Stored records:
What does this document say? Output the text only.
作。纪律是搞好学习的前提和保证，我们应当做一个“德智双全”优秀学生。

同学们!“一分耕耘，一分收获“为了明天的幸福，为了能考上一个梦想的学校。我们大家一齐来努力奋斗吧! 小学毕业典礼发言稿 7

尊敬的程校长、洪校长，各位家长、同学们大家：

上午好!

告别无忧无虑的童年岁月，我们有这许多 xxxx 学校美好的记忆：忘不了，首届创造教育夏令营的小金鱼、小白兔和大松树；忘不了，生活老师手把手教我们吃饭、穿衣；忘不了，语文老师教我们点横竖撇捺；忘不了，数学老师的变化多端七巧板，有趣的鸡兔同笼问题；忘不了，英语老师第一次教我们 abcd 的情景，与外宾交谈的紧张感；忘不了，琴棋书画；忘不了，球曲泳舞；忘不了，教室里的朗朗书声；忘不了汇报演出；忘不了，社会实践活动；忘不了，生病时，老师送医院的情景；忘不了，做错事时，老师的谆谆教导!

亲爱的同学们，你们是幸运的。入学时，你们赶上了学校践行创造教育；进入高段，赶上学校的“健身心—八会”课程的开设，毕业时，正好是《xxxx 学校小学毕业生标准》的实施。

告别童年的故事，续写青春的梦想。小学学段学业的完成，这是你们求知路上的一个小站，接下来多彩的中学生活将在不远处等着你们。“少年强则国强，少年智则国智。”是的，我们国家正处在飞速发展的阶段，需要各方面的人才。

TASK DESCRIPTION: Print back all the lines verbatim.

ANSWER TO THE TASK:
What does this document say? Output the text only.
作。纪律是搞好学习的前提和保证，我们应当做一个“德智双全”优秀学生。

同学们!“一分耕耘，一分收获“为了明天的幸福，为了能考上一个梦想的学校。我们大家一齐来努力奋斗吧! 小学毕业典礼发言稿 7

尊敬的程校长、洪校长，各位家长、同学们大家：

上午好!

告别无忧无虑的童年岁月，我们有这许多 xxxx 学校美好的记忆：忘不了，首届创造教育夏令营的小金鱼、小白兔和大松树；忘不了，生活老师手把手教我们吃饭、穿衣；忘不了，语文老师教我们点横竖撇捺；忘不了，数学老师的变化多端七巧板，有趣的鸡兔同笼问题；忘不了，英语老师第一次教我们 abcd 的情景，与外宾交谈的紧张感；忘不了，琴棋书画；忘不了，球曲泳舞；忘不了，教室里的朗朗书声；忘不了汇报演出；忘不了，社会实践活动；忘不了，生病时，老师送医院的情景；忘不了，做错事时，老师的谆谆教导!

亲爱的同学们，你们是幸运的。入学时，你们赶上了学校践行创造教育；进入高段，赶上学校的“健身心—八会”课程的开设，毕业时，正好是《xxxx 学校小学毕业生标准》的实施。

告别童年的故事，续写青春的梦想。小学学段学业的完成，这是你们求知路上的一个小站，接下来多彩的中学生活将在不远处等着你们。“少年强则国强，少年智则国智。”是的，我们国家正处在飞速发展的阶段，需要各方面的人才。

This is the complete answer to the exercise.